### Problem details
Each entry in the listing below should be returned precisely as it is.

### Data supplied
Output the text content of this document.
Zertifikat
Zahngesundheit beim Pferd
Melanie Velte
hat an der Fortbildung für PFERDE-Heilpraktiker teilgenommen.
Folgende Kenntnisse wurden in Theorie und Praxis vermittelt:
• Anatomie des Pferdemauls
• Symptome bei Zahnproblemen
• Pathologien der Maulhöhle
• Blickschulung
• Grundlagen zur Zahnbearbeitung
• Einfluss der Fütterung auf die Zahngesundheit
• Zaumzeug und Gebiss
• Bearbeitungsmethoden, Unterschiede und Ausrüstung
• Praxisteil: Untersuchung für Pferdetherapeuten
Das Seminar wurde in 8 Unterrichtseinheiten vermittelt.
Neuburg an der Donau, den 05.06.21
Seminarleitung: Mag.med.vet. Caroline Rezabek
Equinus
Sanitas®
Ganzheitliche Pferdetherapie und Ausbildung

### Answer below
Output the text content of this document.
Zertifikat
Zahngesundheit beim Pferd
Melanie Velte
hat an der Fortbildung für PFERDE-Heilpraktiker teilgenommen.
Folgende Kenntnisse wurden in Theorie und Praxis vermittelt:
• Anatomie des Pferdemauls
• Symptome bei Zahnproblemen
• Pathologien der Maulhöhle
• Blickschulung
• Grundlagen zur Zahnbearbeitung
• Einfluss der Fütterung auf die Zahngesundheit
• Zaumzeug und Gebiss
• Bearbeitungsmethoden, Unterschiede und Ausrüstung
• Praxisteil: Untersuchung für Pferdetherapeuten
Das Seminar wurde in 8 Unterrichtseinheiten vermittelt.
Neuburg an der Donau, den 05.06.21
Seminarleitung: Mag.med.vet. Caroline Rezabek
Equinus
Sanitas®
Ganzheitliche Pferdetherapie und Ausbildung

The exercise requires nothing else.